What to produce: Transcribe every entry exactly; the images stay out.

(Page text dataset records)
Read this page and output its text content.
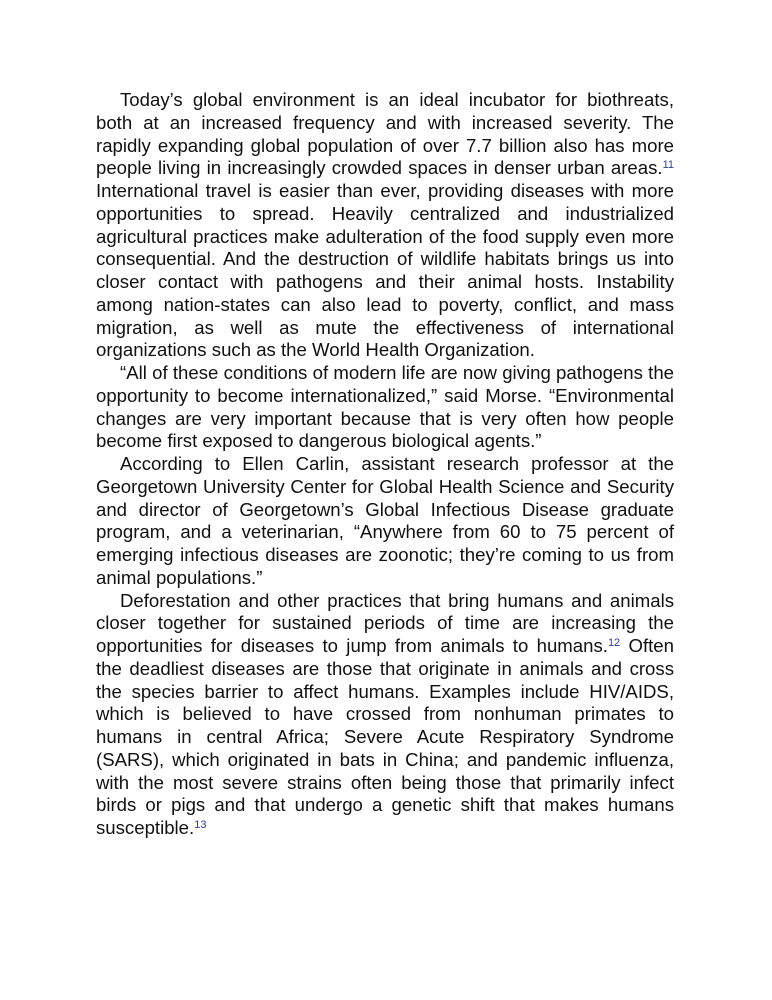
Today’s global environment is an ideal incubator for biothreats, both at an increased frequency and with increased severity. The rapidly expanding global population of over 7.7 billion also has more people living in increasingly crowded spaces in denser urban areas.$^{11}$ International travel is easier than ever, providing diseases with more opportunities to spread. Heavily centralized and industrialized agricultural practices make adulteration of the food supply even more consequential. And the destruction of wildlife habitats brings us into closer contact with pathogens and their animal hosts. Instability among nation-states can also lead to poverty, conflict, and mass migration, as well as mute the effectiveness of international organizations such as the World Health Organization.

“All of these conditions of modern life are now giving pathogens the opportunity to become internationalized,” said Morse. “Environmental changes are very important because that is very often how people become first exposed to dangerous biological agents.”

According to Ellen Carlin, assistant research professor at the Georgetown University Center for Global Health Science and Security and director of Georgetown’s Global Infectious Disease graduate program, and a veterinarian, “Anywhere from 60 to 75 percent of emerging infectious diseases are zoonotic; they’re coming to us from animal populations.”

Deforestation and other practices that bring humans and animals closer together for sustained periods of time are increasing the opportunities for diseases to jump from animals to humans.$^{12}$ Often the deadliest diseases are those that originate in animals and cross the species barrier to affect humans. Examples include HIV/AIDS, which is believed to have crossed from nonhuman primates to humans in central Africa; Severe Acute Respiratory Syndrome (SARS), which originated in bats in China; and pandemic influenza, with the most severe strains often being those that primarily infect birds or pigs and that undergo a genetic shift that makes humans susceptible.$^{13}$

Task answer:
Read this page and output its text content.
Today’s global environment is an ideal incubator for biothreats, both at an increased frequency and with increased severity. The rapidly expanding global population of over 7.7 billion also has more people living in increasingly crowded spaces in denser urban areas.$^{11}$ International travel is easier than ever, providing diseases with more opportunities to spread. Heavily centralized and industrialized agricultural practices make adulteration of the food supply even more consequential. And the destruction of wildlife habitats brings us into closer contact with pathogens and their animal hosts. Instability among nation-states can also lead to poverty, conflict, and mass migration, as well as mute the effectiveness of international organizations such as the World Health Organization.

“All of these conditions of modern life are now giving pathogens the opportunity to become internationalized,” said Morse. “Environmental changes are very important because that is very often how people become first exposed to dangerous biological agents.”

According to Ellen Carlin, assistant research professor at the Georgetown University Center for Global Health Science and Security and director of Georgetown’s Global Infectious Disease graduate program, and a veterinarian, “Anywhere from 60 to 75 percent of emerging infectious diseases are zoonotic; they’re coming to us from animal populations.”

Deforestation and other practices that bring humans and animals closer together for sustained periods of time are increasing the opportunities for diseases to jump from animals to humans.$^{12}$ Often the deadliest diseases are those that originate in animals and cross the species barrier to affect humans. Examples include HIV/AIDS, which is believed to have crossed from nonhuman primates to humans in central Africa; Severe Acute Respiratory Syndrome (SARS), which originated in bats in China; and pandemic influenza, with the most severe strains often being those that primarily infect birds or pigs and that undergo a genetic shift that makes humans susceptible.$^{13}$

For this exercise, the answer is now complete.